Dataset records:
* START *
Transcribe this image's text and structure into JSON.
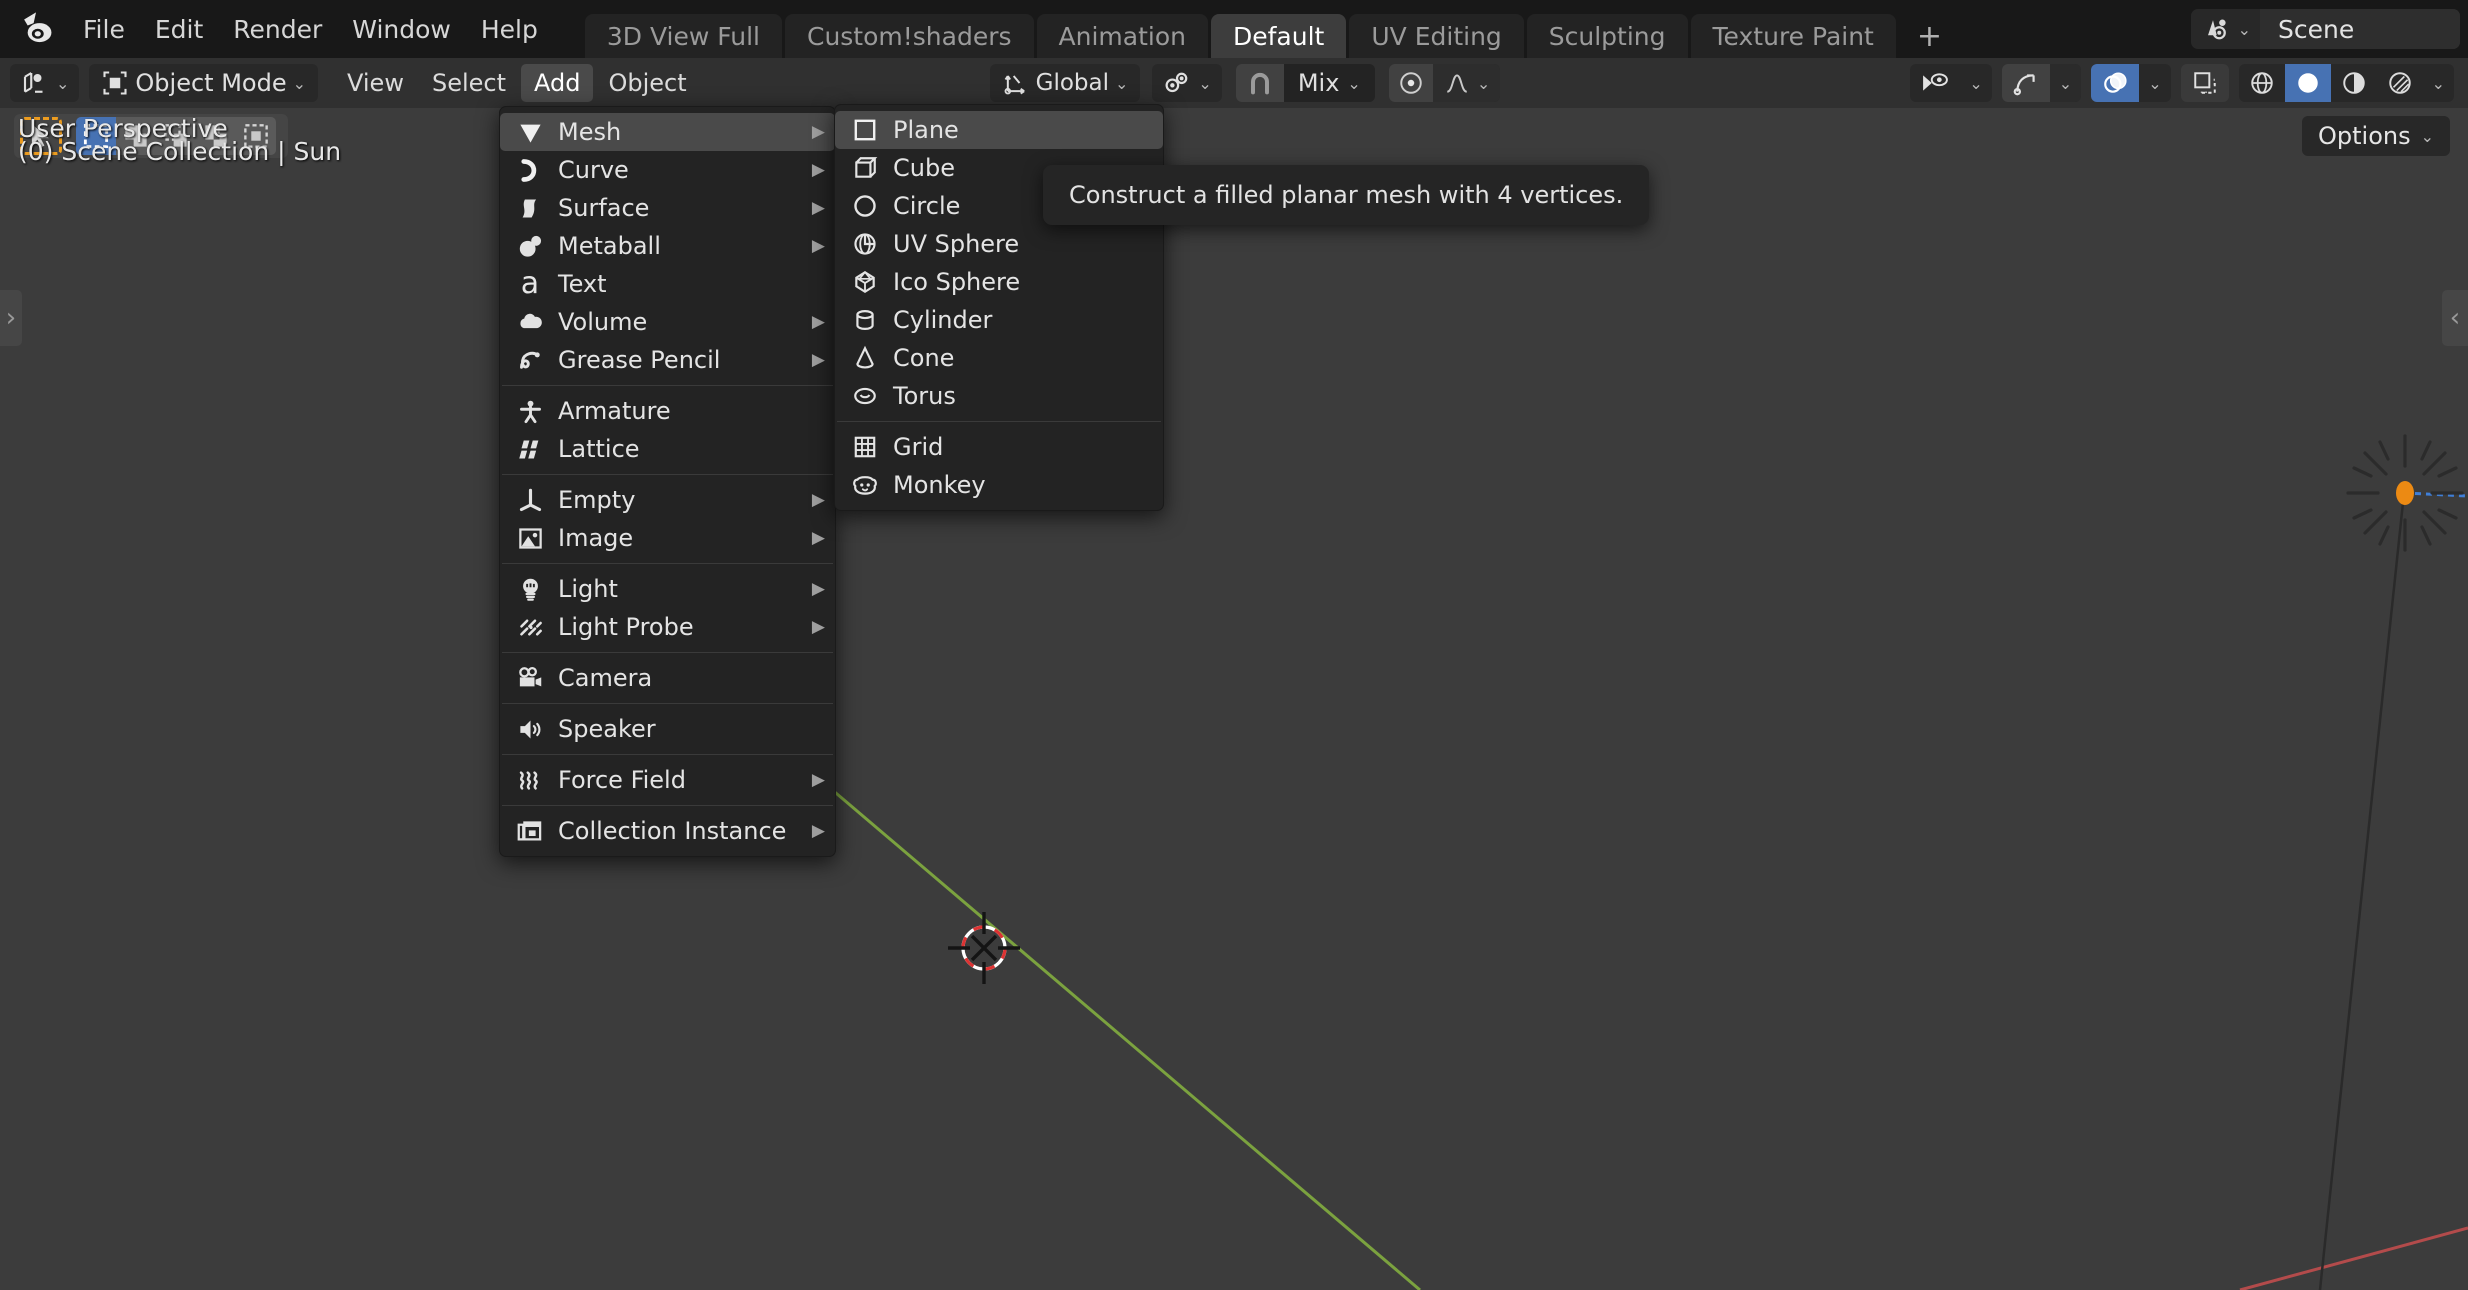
{
  "topbar": {
    "logo_icon": "blender-logo-icon",
    "menus": [
      "File",
      "Edit",
      "Render",
      "Window",
      "Help"
    ],
    "workspace_tabs": [
      {
        "label": "3D View Full",
        "active": false
      },
      {
        "label": "Custom!shaders",
        "active": false
      },
      {
        "label": "Animation",
        "active": false
      },
      {
        "label": "Default",
        "active": true
      },
      {
        "label": "UV Editing",
        "active": false
      },
      {
        "label": "Sculpting",
        "active": false
      },
      {
        "label": "Texture Paint",
        "active": false
      }
    ],
    "add_workspace_label": "+",
    "scene": {
      "browse_icon": "scene-browse-icon",
      "name": "Scene"
    }
  },
  "viewheader": {
    "editor_type_icon": "editor-type-3dview-icon",
    "mode": {
      "icon": "object-mode-icon",
      "label": "Object Mode"
    },
    "menus": [
      {
        "label": "View",
        "active": false
      },
      {
        "label": "Select",
        "active": false
      },
      {
        "label": "Add",
        "active": true
      },
      {
        "label": "Object",
        "active": false
      }
    ],
    "transform_orientation": {
      "icon": "orientation-global-icon",
      "label": "Global"
    },
    "pivot": {
      "icon": "pivot-point-icon"
    },
    "snap": {
      "magnet_icon": "magnet-icon",
      "label": "Mix"
    },
    "proportional_edit": {
      "icon": "proportional-edit-icon",
      "falloff_icon": "falloff-smooth-icon"
    },
    "right_tools": {
      "visibility_icon": "object-visibility-icon",
      "gizmo_icon": "gizmo-icon",
      "overlays_icon": "overlays-icon",
      "overlays_on": true,
      "xray_icon": "xray-toggle-icon",
      "shading_modes": [
        {
          "icon": "shading-wireframe-icon",
          "active": false
        },
        {
          "icon": "shading-solid-icon",
          "active": true
        },
        {
          "icon": "shading-material-preview-icon",
          "active": false
        },
        {
          "icon": "shading-rendered-icon",
          "active": false
        }
      ]
    }
  },
  "toolsettings": {
    "active_tool_icon": "cursor-select-tool-icon",
    "select_modes": [
      {
        "icon": "select-new-icon",
        "active": true
      },
      {
        "icon": "select-extend-icon",
        "active": false
      },
      {
        "icon": "select-subtract-icon",
        "active": false
      },
      {
        "icon": "select-invert-icon",
        "active": false
      },
      {
        "icon": "select-intersect-icon",
        "active": false
      }
    ],
    "options_label": "Options"
  },
  "viewport": {
    "perspective_label": "User Perspective",
    "collection_label": "(0) Scene Collection | Sun",
    "left_panel_toggle_icon": "chevron-right-icon",
    "right_panel_toggle_icon": "chevron-left-icon",
    "objects": [
      {
        "name": "sun-light-gizmo",
        "color": "#ec8a13"
      },
      {
        "name": "3d-cursor",
        "color": "#dd3333"
      }
    ],
    "axis_lines": [
      {
        "name": "y-axis-line",
        "color": "#7ba23f"
      },
      {
        "name": "x-axis-line",
        "color": "#b34b4b"
      }
    ],
    "bg_color": "#3c3c3c"
  },
  "add_menu": {
    "items": [
      {
        "label": "Mesh",
        "icon": "mesh-data-icon",
        "submenu": true,
        "highlighted": true
      },
      {
        "label": "Curve",
        "icon": "curve-data-icon",
        "submenu": true
      },
      {
        "label": "Surface",
        "icon": "surface-data-icon",
        "submenu": true
      },
      {
        "label": "Metaball",
        "icon": "metaball-data-icon",
        "submenu": true
      },
      {
        "label": "Text",
        "icon": "font-data-icon",
        "submenu": false
      },
      {
        "label": "Volume",
        "icon": "volume-data-icon",
        "submenu": true
      },
      {
        "label": "Grease Pencil",
        "icon": "grease-pencil-icon",
        "submenu": true
      },
      {
        "separator": true
      },
      {
        "label": "Armature",
        "icon": "armature-data-icon",
        "submenu": false
      },
      {
        "label": "Lattice",
        "icon": "lattice-data-icon",
        "submenu": false
      },
      {
        "separator": true
      },
      {
        "label": "Empty",
        "icon": "empty-axis-icon",
        "submenu": true
      },
      {
        "label": "Image",
        "icon": "image-data-icon",
        "submenu": true
      },
      {
        "separator": true
      },
      {
        "label": "Light",
        "icon": "light-data-icon",
        "submenu": true
      },
      {
        "label": "Light Probe",
        "icon": "light-probe-icon",
        "submenu": true
      },
      {
        "separator": true
      },
      {
        "label": "Camera",
        "icon": "camera-data-icon",
        "submenu": false
      },
      {
        "separator": true
      },
      {
        "label": "Speaker",
        "icon": "speaker-icon",
        "submenu": false
      },
      {
        "separator": true
      },
      {
        "label": "Force Field",
        "icon": "force-field-icon",
        "submenu": true
      },
      {
        "separator": true
      },
      {
        "label": "Collection Instance",
        "icon": "collection-instance-icon",
        "submenu": true
      }
    ]
  },
  "mesh_submenu": {
    "items": [
      {
        "label": "Plane",
        "icon": "mesh-plane-icon",
        "highlighted": true
      },
      {
        "label": "Cube",
        "icon": "mesh-cube-icon"
      },
      {
        "label": "Circle",
        "icon": "mesh-circle-icon"
      },
      {
        "label": "UV Sphere",
        "icon": "mesh-uvsphere-icon"
      },
      {
        "label": "Ico Sphere",
        "icon": "mesh-icosphere-icon"
      },
      {
        "label": "Cylinder",
        "icon": "mesh-cylinder-icon"
      },
      {
        "label": "Cone",
        "icon": "mesh-cone-icon"
      },
      {
        "label": "Torus",
        "icon": "mesh-torus-icon"
      },
      {
        "separator": true
      },
      {
        "label": "Grid",
        "icon": "mesh-grid-icon"
      },
      {
        "label": "Monkey",
        "icon": "mesh-monkey-icon"
      }
    ]
  },
  "tooltip": {
    "text": "Construct a filled planar mesh with 4 vertices."
  },
  "colors": {
    "accent_blue": "#4772b3",
    "accent_orange": "#ec9c20",
    "topbar_bg": "#181818",
    "header_bg": "#303030",
    "viewport_bg": "#3c3c3c",
    "menu_bg": "#232323"
  }
}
* END *
● **Directive**: Identify all lines where the word "name" shows up. Copy them.

● **Final answer**:
      "name": "Scene"
        "name": "sun-light-gizmo",
        "name": "3d-cursor",
        "name": "y-axis-line",
        "name": "x-axis-line",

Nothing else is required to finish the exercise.